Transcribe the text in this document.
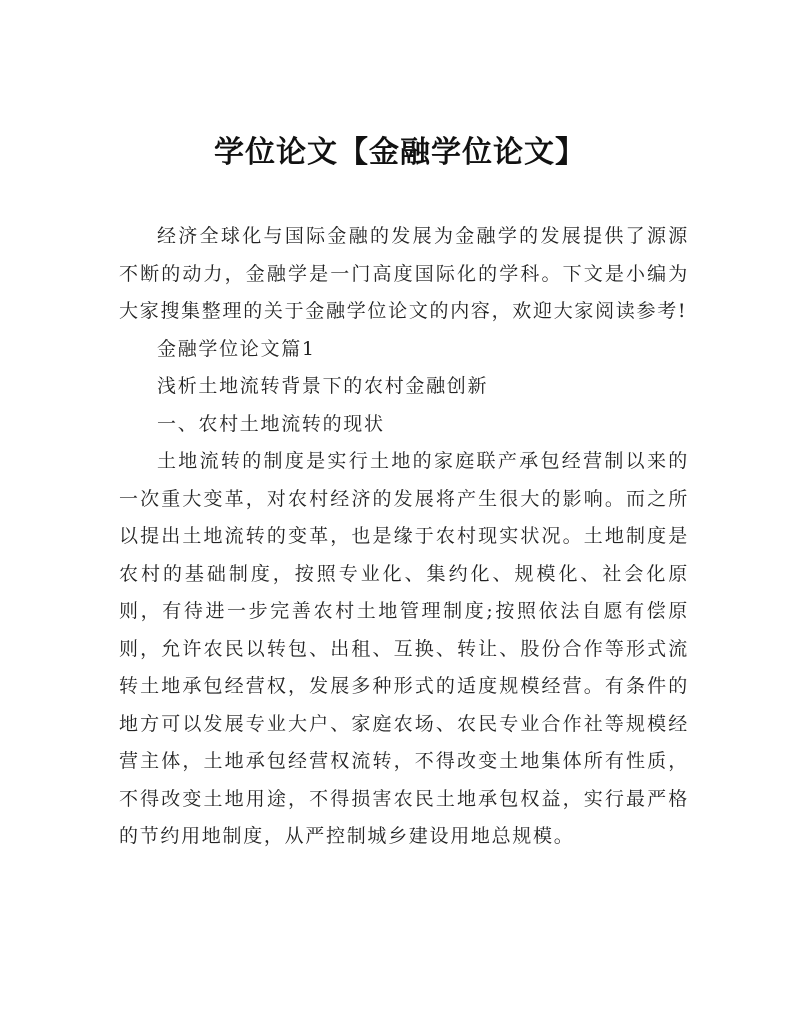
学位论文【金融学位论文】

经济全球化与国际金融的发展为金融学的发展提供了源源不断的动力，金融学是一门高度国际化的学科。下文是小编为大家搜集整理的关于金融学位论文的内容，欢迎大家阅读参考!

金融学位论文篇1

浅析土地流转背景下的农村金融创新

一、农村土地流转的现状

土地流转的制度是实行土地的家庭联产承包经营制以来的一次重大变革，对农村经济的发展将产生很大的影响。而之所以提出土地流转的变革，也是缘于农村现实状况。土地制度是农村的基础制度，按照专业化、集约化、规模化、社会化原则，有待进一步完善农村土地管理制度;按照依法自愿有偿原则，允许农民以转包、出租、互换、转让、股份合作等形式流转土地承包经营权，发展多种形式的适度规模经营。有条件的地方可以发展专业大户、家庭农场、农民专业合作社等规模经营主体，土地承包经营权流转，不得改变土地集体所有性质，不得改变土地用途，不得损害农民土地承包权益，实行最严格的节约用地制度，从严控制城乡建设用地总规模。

---

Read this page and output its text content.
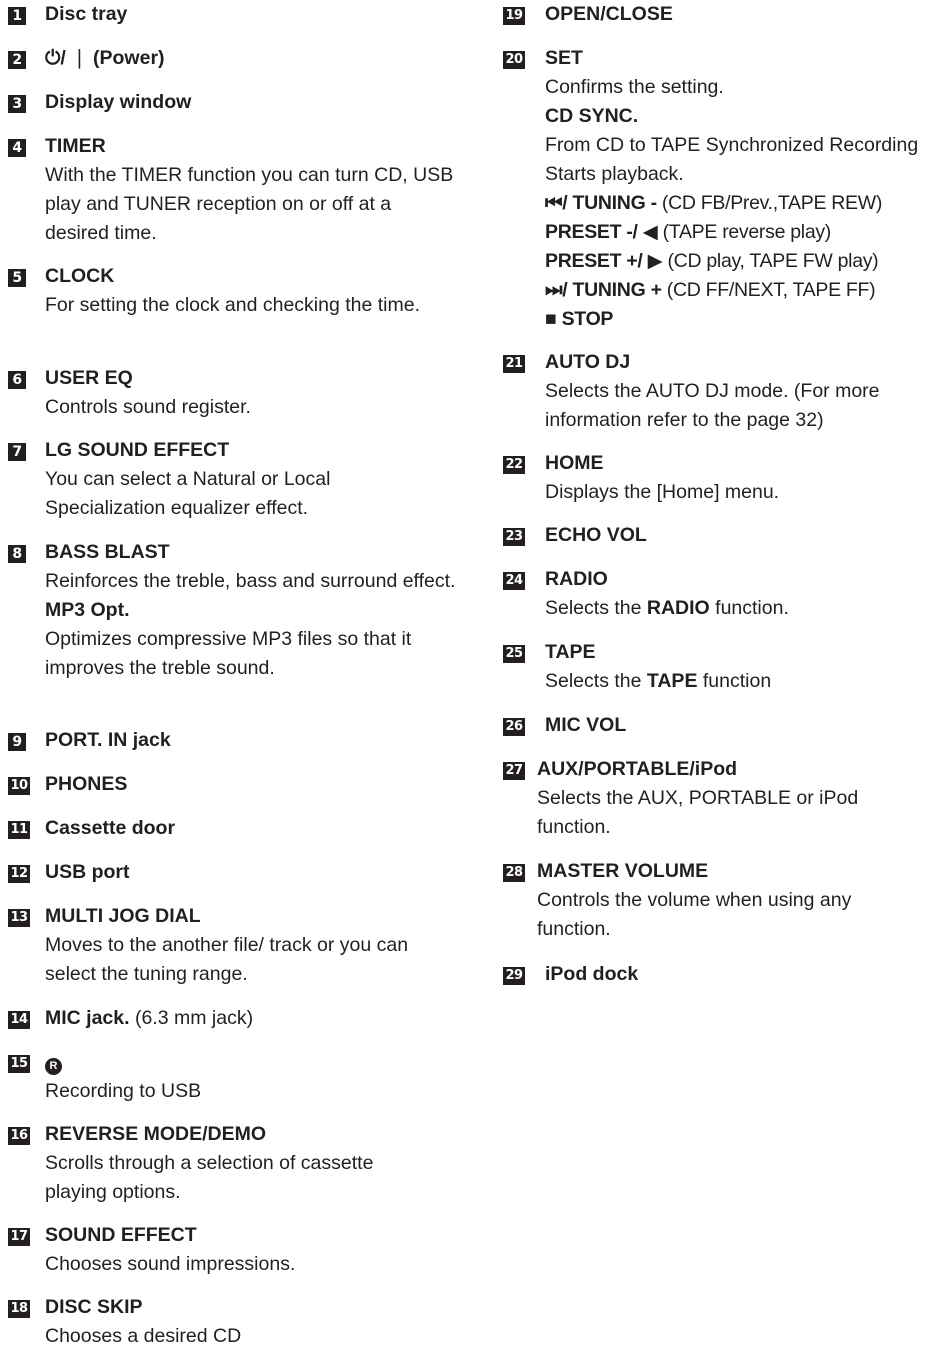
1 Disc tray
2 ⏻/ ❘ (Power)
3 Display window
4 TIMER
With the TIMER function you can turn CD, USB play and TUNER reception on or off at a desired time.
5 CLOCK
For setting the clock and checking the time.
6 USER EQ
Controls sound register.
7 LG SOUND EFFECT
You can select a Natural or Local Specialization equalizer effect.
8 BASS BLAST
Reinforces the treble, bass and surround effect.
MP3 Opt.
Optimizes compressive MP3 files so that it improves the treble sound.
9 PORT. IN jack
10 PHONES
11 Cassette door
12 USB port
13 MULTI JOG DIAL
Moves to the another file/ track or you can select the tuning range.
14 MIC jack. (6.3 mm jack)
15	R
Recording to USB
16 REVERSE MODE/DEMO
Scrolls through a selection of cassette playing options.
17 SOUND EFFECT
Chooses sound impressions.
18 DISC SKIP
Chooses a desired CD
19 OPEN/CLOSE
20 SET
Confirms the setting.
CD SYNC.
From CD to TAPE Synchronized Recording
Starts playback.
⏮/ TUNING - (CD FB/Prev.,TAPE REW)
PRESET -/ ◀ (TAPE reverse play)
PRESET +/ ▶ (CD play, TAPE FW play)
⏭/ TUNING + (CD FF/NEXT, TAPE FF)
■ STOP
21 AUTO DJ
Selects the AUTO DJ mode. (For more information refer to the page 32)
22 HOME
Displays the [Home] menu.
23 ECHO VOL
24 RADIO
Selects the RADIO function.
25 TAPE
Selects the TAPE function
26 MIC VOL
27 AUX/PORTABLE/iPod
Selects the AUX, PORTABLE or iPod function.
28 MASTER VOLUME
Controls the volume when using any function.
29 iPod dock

---

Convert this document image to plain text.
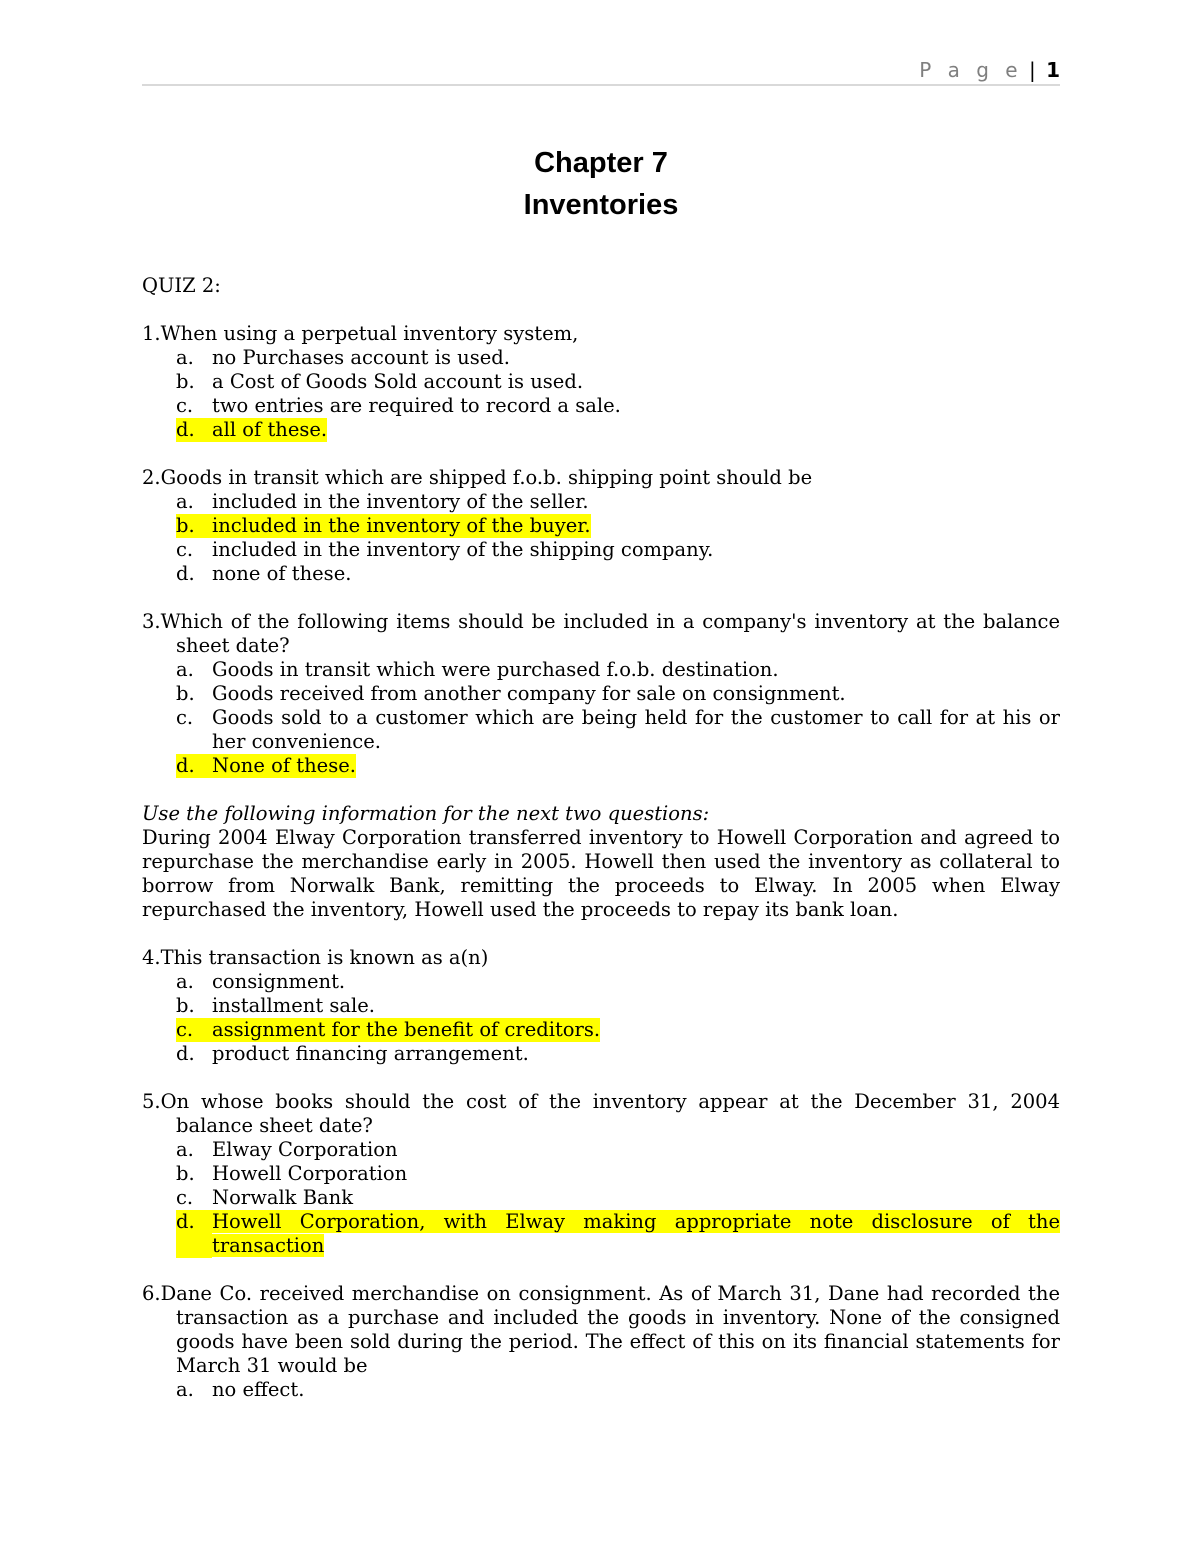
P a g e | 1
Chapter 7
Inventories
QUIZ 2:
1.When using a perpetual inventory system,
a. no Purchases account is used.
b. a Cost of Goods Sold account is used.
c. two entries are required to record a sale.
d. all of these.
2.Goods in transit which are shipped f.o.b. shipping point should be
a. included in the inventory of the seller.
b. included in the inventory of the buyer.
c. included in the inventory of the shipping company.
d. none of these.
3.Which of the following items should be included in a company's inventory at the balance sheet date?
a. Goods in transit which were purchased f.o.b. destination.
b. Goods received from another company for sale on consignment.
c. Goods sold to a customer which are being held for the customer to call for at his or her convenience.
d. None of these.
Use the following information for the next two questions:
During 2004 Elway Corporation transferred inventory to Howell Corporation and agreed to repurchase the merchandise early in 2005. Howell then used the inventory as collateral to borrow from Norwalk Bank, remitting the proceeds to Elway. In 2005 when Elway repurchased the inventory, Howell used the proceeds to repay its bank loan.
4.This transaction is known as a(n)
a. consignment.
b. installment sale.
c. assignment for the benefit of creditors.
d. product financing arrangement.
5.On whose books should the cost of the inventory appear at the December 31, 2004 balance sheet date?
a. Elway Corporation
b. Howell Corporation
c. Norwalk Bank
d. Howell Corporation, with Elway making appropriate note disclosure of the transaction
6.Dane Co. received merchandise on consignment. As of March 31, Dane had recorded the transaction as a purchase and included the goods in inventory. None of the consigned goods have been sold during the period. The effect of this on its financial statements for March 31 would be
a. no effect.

---

== Problem requirements ==
Within the material above, find the lines that contain the word "treble"; copy them.

== Exercise result ==
Reinforces the treble, bass and surround effect.
Optimizes compressive MP3 files so that it improves the treble sound.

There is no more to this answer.